# [The data]
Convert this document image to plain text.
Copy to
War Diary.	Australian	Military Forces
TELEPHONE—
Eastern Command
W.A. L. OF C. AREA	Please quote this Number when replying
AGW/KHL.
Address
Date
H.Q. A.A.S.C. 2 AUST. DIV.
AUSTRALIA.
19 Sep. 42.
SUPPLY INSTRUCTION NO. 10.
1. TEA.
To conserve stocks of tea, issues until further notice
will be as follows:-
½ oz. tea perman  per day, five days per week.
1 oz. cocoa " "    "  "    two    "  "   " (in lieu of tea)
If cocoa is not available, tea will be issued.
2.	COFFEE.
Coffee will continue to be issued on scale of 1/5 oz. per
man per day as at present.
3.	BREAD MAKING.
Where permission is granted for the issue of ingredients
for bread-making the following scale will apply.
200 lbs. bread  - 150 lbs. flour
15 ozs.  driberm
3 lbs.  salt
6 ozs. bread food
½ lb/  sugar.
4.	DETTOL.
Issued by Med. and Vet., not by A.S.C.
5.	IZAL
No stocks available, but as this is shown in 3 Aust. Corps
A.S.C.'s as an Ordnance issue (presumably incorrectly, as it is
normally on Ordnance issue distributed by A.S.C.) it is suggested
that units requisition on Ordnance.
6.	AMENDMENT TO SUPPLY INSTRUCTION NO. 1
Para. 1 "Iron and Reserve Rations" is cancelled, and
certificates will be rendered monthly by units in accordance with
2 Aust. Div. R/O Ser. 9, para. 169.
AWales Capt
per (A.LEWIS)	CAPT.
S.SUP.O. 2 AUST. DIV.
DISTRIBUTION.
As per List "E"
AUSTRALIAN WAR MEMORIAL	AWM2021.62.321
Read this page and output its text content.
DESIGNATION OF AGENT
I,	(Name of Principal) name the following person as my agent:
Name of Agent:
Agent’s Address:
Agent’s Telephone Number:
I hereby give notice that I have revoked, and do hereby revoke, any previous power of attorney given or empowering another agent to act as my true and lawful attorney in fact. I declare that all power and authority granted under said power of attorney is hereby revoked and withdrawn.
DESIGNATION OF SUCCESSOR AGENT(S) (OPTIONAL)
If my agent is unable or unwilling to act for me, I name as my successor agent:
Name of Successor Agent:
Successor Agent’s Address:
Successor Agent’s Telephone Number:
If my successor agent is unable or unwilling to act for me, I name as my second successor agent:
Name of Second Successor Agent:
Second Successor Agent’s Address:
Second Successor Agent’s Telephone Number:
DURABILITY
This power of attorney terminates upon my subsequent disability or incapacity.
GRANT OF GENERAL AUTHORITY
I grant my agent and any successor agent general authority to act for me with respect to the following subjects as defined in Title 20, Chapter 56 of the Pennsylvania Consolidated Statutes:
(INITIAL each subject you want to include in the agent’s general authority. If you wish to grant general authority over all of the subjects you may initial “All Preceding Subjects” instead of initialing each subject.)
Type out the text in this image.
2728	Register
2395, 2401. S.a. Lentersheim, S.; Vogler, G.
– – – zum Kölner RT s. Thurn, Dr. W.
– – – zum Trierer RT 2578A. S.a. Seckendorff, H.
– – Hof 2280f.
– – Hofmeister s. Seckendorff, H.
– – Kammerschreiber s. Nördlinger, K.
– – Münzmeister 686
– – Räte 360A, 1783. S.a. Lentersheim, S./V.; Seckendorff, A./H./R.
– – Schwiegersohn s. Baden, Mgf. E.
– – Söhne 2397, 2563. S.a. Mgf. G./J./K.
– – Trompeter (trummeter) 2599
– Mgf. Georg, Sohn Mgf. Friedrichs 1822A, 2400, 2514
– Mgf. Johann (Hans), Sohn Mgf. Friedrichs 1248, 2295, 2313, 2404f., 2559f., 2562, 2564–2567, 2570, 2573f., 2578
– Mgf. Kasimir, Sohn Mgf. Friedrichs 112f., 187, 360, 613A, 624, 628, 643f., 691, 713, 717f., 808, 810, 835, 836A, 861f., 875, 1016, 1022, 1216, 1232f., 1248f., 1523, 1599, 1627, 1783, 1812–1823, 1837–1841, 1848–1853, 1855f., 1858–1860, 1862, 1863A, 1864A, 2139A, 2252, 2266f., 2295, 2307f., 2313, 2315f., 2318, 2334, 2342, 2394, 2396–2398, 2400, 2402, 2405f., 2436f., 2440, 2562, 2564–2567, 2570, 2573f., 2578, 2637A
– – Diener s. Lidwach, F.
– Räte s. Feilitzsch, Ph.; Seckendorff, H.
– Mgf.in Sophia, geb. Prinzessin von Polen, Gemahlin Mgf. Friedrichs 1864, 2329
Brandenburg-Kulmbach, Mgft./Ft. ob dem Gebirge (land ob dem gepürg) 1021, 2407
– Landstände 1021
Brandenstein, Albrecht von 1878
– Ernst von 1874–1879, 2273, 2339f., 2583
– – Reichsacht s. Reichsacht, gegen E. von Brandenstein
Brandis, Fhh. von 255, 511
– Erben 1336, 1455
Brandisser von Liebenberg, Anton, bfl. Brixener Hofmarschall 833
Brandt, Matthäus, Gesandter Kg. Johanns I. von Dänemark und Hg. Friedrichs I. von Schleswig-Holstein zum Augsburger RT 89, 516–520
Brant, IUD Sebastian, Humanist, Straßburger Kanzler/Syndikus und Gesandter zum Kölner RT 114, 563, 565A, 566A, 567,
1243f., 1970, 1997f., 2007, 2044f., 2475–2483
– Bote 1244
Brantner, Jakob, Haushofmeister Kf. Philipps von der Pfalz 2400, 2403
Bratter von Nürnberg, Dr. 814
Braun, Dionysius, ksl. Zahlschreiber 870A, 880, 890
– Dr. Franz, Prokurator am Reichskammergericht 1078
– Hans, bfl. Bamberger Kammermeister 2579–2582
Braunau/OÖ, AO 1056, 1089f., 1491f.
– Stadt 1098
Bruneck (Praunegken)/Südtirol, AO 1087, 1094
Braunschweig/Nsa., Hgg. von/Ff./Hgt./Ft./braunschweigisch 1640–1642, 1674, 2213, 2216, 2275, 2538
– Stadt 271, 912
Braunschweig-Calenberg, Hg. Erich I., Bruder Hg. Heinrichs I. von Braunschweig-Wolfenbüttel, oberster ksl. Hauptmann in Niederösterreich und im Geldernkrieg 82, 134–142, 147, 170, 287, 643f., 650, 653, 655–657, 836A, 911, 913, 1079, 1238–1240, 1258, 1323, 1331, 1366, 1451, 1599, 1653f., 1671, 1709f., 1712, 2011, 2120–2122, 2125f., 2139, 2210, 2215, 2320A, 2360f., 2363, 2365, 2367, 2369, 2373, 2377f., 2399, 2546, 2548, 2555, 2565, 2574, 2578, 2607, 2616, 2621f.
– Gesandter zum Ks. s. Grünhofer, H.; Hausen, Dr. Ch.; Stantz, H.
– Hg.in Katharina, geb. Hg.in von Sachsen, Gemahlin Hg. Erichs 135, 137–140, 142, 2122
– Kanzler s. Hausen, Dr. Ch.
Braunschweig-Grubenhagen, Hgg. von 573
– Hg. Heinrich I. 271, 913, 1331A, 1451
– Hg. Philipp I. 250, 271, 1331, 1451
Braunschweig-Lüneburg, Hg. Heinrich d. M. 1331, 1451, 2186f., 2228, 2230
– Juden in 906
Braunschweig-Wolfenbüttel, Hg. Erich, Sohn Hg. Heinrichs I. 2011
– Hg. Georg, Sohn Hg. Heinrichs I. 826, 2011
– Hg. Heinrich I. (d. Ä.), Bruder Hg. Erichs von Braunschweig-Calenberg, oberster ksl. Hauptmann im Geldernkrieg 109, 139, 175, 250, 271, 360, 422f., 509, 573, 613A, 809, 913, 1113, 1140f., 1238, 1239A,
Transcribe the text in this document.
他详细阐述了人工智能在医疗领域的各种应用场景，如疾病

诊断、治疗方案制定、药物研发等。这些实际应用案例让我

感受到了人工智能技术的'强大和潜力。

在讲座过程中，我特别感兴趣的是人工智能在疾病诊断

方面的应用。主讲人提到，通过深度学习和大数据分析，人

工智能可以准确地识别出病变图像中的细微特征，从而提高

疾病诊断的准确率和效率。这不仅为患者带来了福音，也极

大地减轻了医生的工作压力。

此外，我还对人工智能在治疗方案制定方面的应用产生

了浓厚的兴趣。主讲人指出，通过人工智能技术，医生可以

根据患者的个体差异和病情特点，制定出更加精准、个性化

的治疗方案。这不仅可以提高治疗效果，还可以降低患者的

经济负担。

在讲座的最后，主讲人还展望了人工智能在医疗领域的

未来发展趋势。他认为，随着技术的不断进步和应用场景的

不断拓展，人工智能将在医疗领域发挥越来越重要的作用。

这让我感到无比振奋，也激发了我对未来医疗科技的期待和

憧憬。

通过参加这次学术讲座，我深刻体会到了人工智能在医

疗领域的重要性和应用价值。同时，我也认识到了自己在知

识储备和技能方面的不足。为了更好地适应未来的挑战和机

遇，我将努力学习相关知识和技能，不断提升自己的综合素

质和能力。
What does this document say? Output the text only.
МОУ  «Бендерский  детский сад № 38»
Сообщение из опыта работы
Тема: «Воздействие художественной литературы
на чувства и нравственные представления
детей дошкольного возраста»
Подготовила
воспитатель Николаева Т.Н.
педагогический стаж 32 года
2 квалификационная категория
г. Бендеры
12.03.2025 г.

# [Aim of the exercise]
Take the line with "What does this" and all lines after it to the last line, and reproduce them exactly.

# [Full output]
What does this document say? Output the text only.
МОУ  «Бендерский  детский сад № 38»
Сообщение из опыта работы
Тема: «Воздействие художественной литературы
на чувства и нравственные представления
детей дошкольного возраста»
Подготовила
воспитатель Николаева Т.Н.
педагогический стаж 32 года
2 квалификационная категория
г. Бендеры
12.03.2025 г.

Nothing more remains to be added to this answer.